» CHALLENGE: In the records below, pick out all lines containing the word "setting".

(Dataset entries)
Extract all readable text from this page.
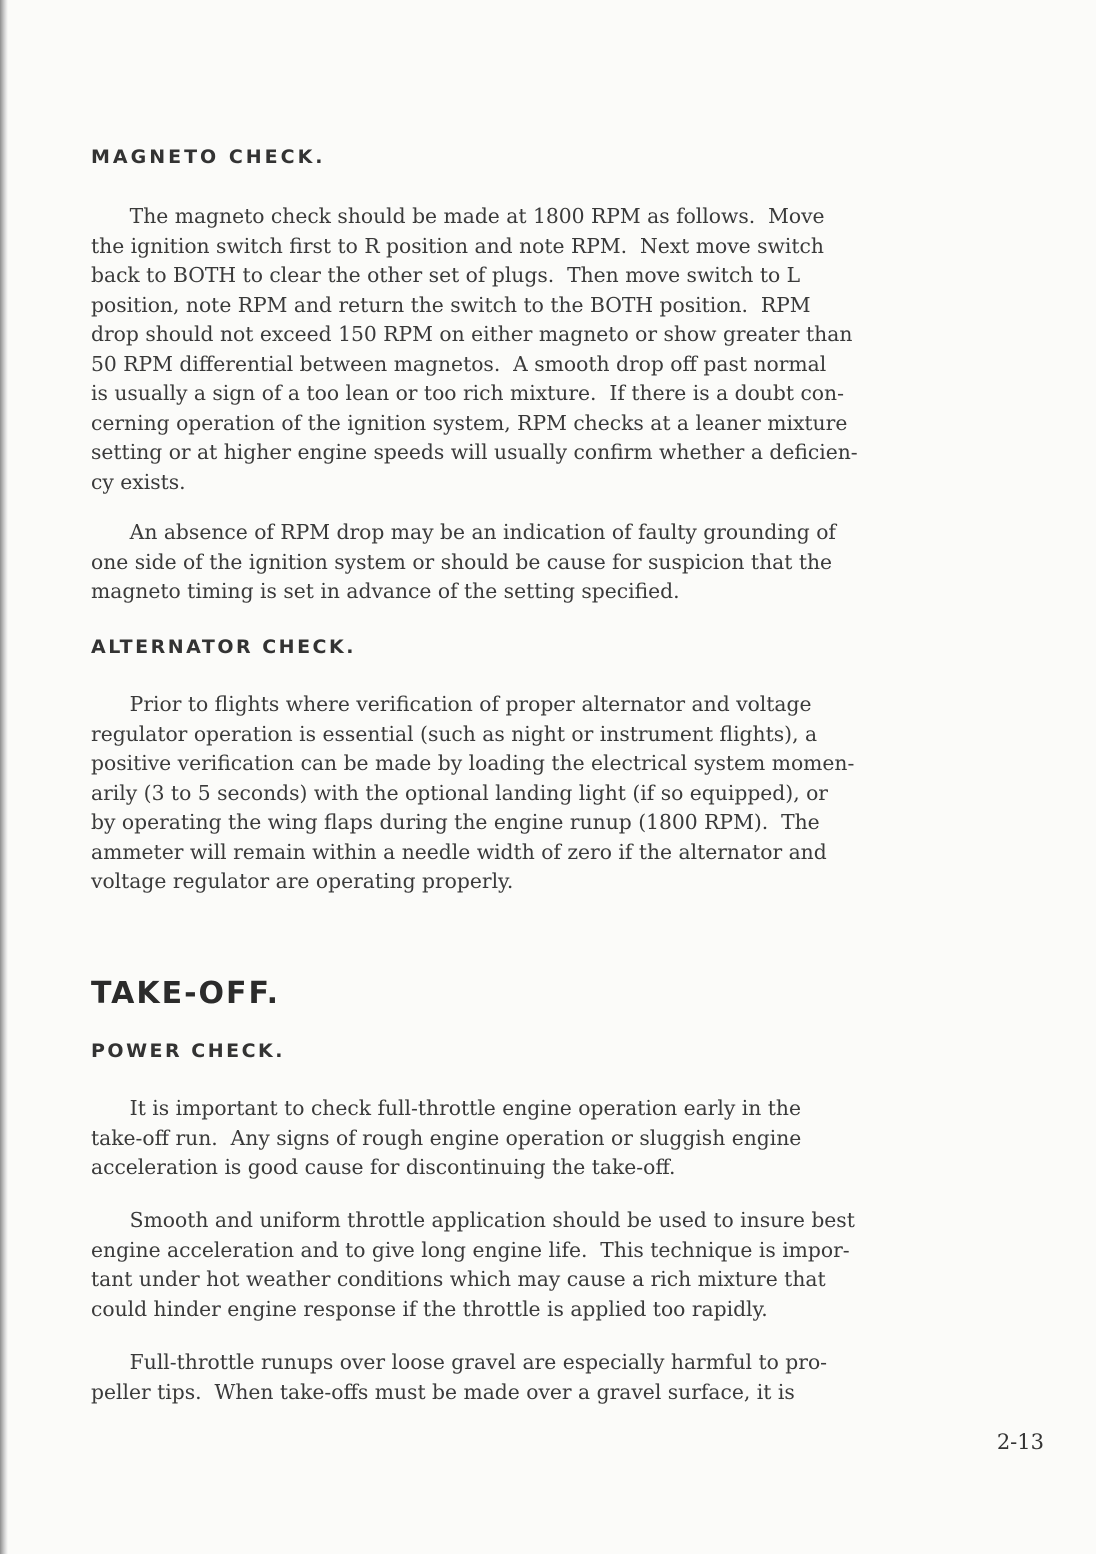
MAGNETO CHECK.

The magneto check should be made at 1800 RPM as follows.  Move
the ignition switch first to R position and note RPM.  Next move switch
back to BOTH to clear the other set of plugs.  Then move switch to L
position, note RPM and return the switch to the BOTH position.  RPM
drop should not exceed 150 RPM on either magneto or show greater than
50 RPM differential between magnetos.  A smooth drop off past normal
is usually a sign of a too lean or too rich mixture.  If there is a doubt con-
cerning operation of the ignition system, RPM checks at a leaner mixture
setting or at higher engine speeds will usually confirm whether a deficien-
cy exists.

An absence of RPM drop may be an indication of faulty grounding of
one side of the ignition system or should be cause for suspicion that the
magneto timing is set in advance of the setting specified.

ALTERNATOR CHECK.

Prior to flights where verification of proper alternator and voltage
regulator operation is essential (such as night or instrument flights), a
positive verification can be made by loading the electrical system momen-
arily (3 to 5 seconds) with the optional landing light (if so equipped), or
by operating the wing flaps during the engine runup (1800 RPM).  The
ammeter will remain within a needle width of zero if the alternator and
voltage regulator are operating properly.

TAKE-OFF.
POWER CHECK.

It is important to check full-throttle engine operation early in the
take-off run.  Any signs of rough engine operation or sluggish engine
acceleration is good cause for discontinuing the take-off.

Smooth and uniform throttle application should be used to insure best
engine acceleration and to give long engine life.  This technique is impor-
tant under hot weather conditions which may cause a rich mixture that
could hinder engine response if the throttle is applied too rapidly.

Full-throttle runups over loose gravel are especially harmful to pro-
peller tips.  When take-offs must be made over a gravel surface, it is

2-13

» WORKED ANSWER:
setting or at higher engine speeds will usually confirm whether a deficien-
magneto timing is set in advance of the setting specified.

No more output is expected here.